*Given data*
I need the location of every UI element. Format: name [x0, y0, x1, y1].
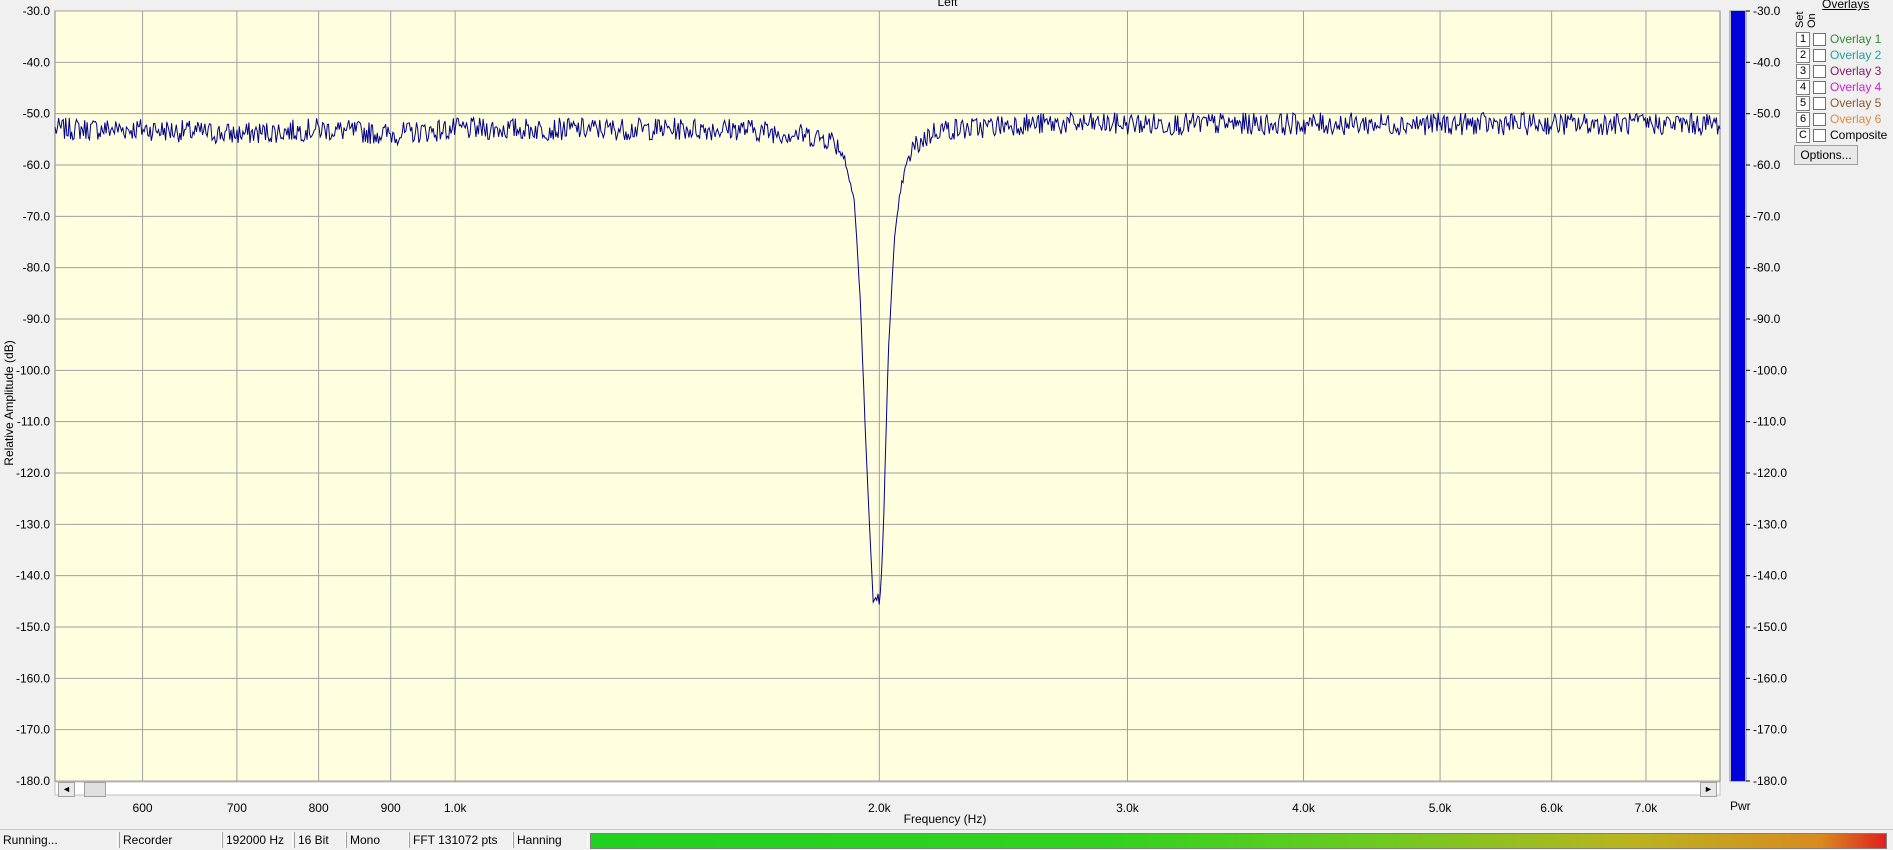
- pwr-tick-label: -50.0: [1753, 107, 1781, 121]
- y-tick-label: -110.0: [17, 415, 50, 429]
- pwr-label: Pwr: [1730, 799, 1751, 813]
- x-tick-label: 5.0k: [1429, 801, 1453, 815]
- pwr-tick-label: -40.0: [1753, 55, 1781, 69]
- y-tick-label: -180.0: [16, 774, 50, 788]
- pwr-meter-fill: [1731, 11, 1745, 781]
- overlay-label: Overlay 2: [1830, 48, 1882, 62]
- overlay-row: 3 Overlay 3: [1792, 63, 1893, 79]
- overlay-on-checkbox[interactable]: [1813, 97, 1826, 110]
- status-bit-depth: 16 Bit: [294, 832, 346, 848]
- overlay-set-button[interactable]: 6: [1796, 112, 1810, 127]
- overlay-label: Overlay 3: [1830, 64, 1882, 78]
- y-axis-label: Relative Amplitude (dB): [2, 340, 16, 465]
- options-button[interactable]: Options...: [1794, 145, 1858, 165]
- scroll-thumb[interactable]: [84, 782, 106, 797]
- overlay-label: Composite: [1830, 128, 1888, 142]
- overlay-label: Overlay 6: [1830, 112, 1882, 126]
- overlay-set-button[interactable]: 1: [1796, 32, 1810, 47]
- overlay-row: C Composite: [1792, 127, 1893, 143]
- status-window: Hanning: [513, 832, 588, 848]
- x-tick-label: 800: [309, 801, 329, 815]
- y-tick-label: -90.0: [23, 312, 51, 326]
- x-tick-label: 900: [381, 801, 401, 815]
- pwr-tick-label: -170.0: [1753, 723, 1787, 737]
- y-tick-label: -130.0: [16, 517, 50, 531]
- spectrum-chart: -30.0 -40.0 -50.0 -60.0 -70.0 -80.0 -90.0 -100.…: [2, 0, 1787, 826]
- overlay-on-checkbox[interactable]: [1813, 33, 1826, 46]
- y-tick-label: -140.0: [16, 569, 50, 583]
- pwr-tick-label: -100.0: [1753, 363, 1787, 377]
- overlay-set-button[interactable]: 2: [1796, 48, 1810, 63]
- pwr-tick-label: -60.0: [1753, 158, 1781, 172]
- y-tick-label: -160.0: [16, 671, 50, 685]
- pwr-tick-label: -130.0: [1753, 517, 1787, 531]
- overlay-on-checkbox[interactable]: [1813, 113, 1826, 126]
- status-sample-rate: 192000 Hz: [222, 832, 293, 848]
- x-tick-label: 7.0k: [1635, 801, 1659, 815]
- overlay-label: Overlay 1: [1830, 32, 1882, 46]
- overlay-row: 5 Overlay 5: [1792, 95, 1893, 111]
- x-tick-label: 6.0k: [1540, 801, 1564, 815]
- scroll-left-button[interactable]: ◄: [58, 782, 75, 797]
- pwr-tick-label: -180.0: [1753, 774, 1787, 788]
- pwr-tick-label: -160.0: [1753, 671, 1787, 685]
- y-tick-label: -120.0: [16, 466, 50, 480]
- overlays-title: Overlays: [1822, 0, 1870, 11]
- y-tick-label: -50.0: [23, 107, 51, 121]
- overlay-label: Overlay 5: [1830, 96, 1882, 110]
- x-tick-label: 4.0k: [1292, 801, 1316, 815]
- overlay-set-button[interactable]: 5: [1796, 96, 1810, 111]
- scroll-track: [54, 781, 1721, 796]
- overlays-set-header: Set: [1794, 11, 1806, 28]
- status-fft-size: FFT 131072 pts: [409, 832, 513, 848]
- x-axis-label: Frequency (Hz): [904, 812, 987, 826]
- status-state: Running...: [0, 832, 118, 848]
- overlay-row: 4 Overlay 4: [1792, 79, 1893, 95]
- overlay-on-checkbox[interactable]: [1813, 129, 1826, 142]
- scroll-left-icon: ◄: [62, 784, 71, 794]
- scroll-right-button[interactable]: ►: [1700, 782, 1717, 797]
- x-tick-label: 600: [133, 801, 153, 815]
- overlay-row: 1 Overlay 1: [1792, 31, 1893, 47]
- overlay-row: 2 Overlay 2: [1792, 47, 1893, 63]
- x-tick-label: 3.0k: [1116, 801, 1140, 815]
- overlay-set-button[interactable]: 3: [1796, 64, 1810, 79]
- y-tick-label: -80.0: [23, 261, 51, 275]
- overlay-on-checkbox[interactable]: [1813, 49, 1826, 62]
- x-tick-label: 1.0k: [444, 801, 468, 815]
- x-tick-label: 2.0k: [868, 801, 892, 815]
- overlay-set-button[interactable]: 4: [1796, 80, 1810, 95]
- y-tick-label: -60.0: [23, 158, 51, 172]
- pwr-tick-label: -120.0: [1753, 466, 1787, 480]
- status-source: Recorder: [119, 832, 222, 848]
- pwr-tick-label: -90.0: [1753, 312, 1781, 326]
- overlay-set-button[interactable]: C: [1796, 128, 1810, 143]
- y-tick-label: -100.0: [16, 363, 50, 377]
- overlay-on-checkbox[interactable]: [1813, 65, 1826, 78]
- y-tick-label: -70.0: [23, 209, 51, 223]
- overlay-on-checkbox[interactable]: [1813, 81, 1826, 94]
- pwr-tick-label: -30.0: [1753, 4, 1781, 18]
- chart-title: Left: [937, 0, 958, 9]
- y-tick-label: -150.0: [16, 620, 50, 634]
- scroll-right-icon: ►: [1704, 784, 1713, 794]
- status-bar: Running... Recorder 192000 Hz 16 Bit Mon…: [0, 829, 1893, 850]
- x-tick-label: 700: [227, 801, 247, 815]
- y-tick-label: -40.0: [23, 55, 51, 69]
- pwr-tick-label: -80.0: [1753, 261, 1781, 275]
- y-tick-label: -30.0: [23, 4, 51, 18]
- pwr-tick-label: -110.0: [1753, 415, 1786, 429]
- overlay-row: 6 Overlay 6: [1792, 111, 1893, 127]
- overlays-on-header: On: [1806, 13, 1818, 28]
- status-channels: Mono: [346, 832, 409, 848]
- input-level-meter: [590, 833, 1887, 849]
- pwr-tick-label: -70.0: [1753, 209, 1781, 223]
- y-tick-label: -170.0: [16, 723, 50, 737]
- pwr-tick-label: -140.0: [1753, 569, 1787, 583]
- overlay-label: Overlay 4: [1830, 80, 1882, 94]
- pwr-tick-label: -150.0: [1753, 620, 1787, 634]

*What to do*
Format the data above as a numbered list, leaving out blank lines and the pictures.

*Response to this task*
1. I need the location of every UI element. Format: name [x0, y0, x1, y1].
2. - pwr-tick-label: -50.0: [1753, 107, 1781, 121]
3. - y-tick-label: -110.0: [17, 415, 50, 429]
4. - pwr-label: Pwr: [1730, 799, 1751, 813]
5. - x-tick-label: 5.0k: [1429, 801, 1453, 815]
6. - pwr-tick-label: -40.0: [1753, 55, 1781, 69]
7. - y-tick-label: -180.0: [16, 774, 50, 788]
8. - pwr-meter-fill: [1731, 11, 1745, 781]
9. - overlay-label: Overlay 2: [1830, 48, 1882, 62]
10. - overlay-row: 3 Overlay 3: [1792, 63, 1893, 79]
11. - overlay-on-checkbox[interactable]: [1813, 97, 1826, 110]
12. - status-bit-depth: 16 Bit: [294, 832, 346, 848]
13. - overlay-set-button[interactable]: 6: [1796, 112, 1810, 127]
14. - overlay-label: Overlay 3: [1830, 64, 1882, 78]
15. - y-axis-label: Relative Amplitude (dB): [2, 340, 16, 465]
16. - options-button[interactable]: Options...: [1794, 145, 1858, 165]
17. - scroll-thumb[interactable]: [84, 782, 106, 797]
18. - overlay-label: Composite: [1830, 128, 1888, 142]
19. - overlay-label: Overlay 6: [1830, 112, 1882, 126]
20. - overlay-set-button[interactable]: 1: [1796, 32, 1810, 47]
21. - overlay-row: C Composite: [1792, 127, 1893, 143]
22. - status-window: Hanning: [513, 832, 588, 848]
23. - x-tick-label: 800: [309, 801, 329, 815]
24. - y-tick-label: -90.0: [23, 312, 51, 326]
25. - x-tick-label: 900: [381, 801, 401, 815]
26. - pwr-tick-label: -170.0: [1753, 723, 1787, 737]
27. - y-tick-label: -130.0: [16, 517, 50, 531]
28. - spectrum-chart: -30.0 -40.0 -50.0 -60.0 -70.0 -80.0 -90.0 -100.…: [2, 0, 1787, 826]
29. - overlay-on-checkbox[interactable]: [1813, 33, 1826, 46]
30. - y-tick-label: -140.0: [16, 569, 50, 583]
31. - pwr-tick-label: -100.0: [1753, 363, 1787, 377]
32. - overlay-set-button[interactable]: 2: [1796, 48, 1810, 63]
33. - pwr-tick-label: -60.0: [1753, 158, 1781, 172]
34. - y-tick-label: -160.0: [16, 671, 50, 685]
35. - pwr-tick-label: -130.0: [1753, 517, 1787, 531]
36. - overlay-on-checkbox[interactable]: [1813, 113, 1826, 126]
37. - status-sample-rate: 192000 Hz: [222, 832, 293, 848]
38. - x-tick-label: 7.0k: [1635, 801, 1659, 815]
39. - overlay-label: Overlay 1: [1830, 32, 1882, 46]
40. - overlay-row: 5 Overlay 5: [1792, 95, 1893, 111]
41. - x-tick-label: 6.0k: [1540, 801, 1564, 815]
42. - scroll-left-button[interactable]: ◄: [58, 782, 75, 797]
43. - pwr-tick-label: -180.0: [1753, 774, 1787, 788]
44. - pwr-tick-label: -160.0: [1753, 671, 1787, 685]
45. - y-tick-label: -120.0: [16, 466, 50, 480]
46. - overlays-title: Overlays: [1822, 0, 1870, 11]
47. - y-tick-label: -50.0: [23, 107, 51, 121]
48. - overlay-label: Overlay 5: [1830, 96, 1882, 110]
49. - x-tick-label: 4.0k: [1292, 801, 1316, 815]
50. - overlay-set-button[interactable]: 5: [1796, 96, 1810, 111]
51. - scroll-track: [54, 781, 1721, 796]
52. - overlays-set-header: Set: [1794, 11, 1806, 28]
53. - status-fft-size: FFT 131072 pts: [409, 832, 513, 848]
54. - x-axis-label: Frequency (Hz): [904, 812, 987, 826]
55. - status-state: Running...: [0, 832, 118, 848]
56. - overlay-row: 4 Overlay 4: [1792, 79, 1893, 95]
57. - overlay-on-checkbox[interactable]: [1813, 129, 1826, 142]
58. - scroll-left-icon: ◄: [62, 784, 71, 794]
59. - scroll-right-button[interactable]: ►: [1700, 782, 1717, 797]
60. - x-tick-label: 600: [133, 801, 153, 815]
61. - overlay-row: 1 Overlay 1: [1792, 31, 1893, 47]
62. - overlay-row: 2 Overlay 2: [1792, 47, 1893, 63]
63. - x-tick-label: 3.0k: [1116, 801, 1140, 815]
64. - overlay-set-button[interactable]: 3: [1796, 64, 1810, 79]
65. - y-tick-label: -80.0: [23, 261, 51, 275]
66. - overlay-on-checkbox[interactable]: [1813, 49, 1826, 62]
67. - x-tick-label: 1.0k: [444, 801, 468, 815]
68. - x-tick-label: 2.0k: [868, 801, 892, 815]
69. - overlay-set-button[interactable]: 4: [1796, 80, 1810, 95]
70. - y-tick-label: -60.0: [23, 158, 51, 172]
71. - pwr-tick-label: -120.0: [1753, 466, 1787, 480]
72. - status-source: Recorder: [119, 832, 222, 848]
73. - pwr-tick-label: -90.0: [1753, 312, 1781, 326]
74. - overlay-set-button[interactable]: C: [1796, 128, 1810, 143]
75. - y-tick-label: -100.0: [16, 363, 50, 377]
76. - overlay-on-checkbox[interactable]: [1813, 65, 1826, 78]
77. - y-tick-label: -70.0: [23, 209, 51, 223]
78. - overlay-on-checkbox[interactable]: [1813, 81, 1826, 94]
79. - pwr-tick-label: -30.0: [1753, 4, 1781, 18]
80. - chart-title: Left: [937, 0, 958, 9]
81. - y-tick-label: -150.0: [16, 620, 50, 634]
82. - scroll-right-icon: ►: [1704, 784, 1713, 794]
83. - status-bar: Running... Recorder 192000 Hz 16 Bit Mon…: [0, 829, 1893, 850]
84. - x-tick-label: 700: [227, 801, 247, 815]
85. - y-tick-label: -40.0: [23, 55, 51, 69]
86. - pwr-tick-label: -80.0: [1753, 261, 1781, 275]
87. - y-tick-label: -30.0: [23, 4, 51, 18]
88. - pwr-tick-label: -110.0: [1753, 415, 1786, 429]
89. - overlay-row: 6 Overlay 6: [1792, 111, 1893, 127]
90. - overlays-on-header: On: [1806, 13, 1818, 28]
91. - status-channels: Mono: [346, 832, 409, 848]
92. - input-level-meter: [590, 833, 1887, 849]
93. - pwr-tick-label: -70.0: [1753, 209, 1781, 223]
94. - y-tick-label: -170.0: [16, 723, 50, 737]
95. - pwr-tick-label: -140.0: [1753, 569, 1787, 583]
96. - overlay-label: Overlay 4: [1830, 80, 1882, 94]
97. - pwr-tick-label: -150.0: [1753, 620, 1787, 634]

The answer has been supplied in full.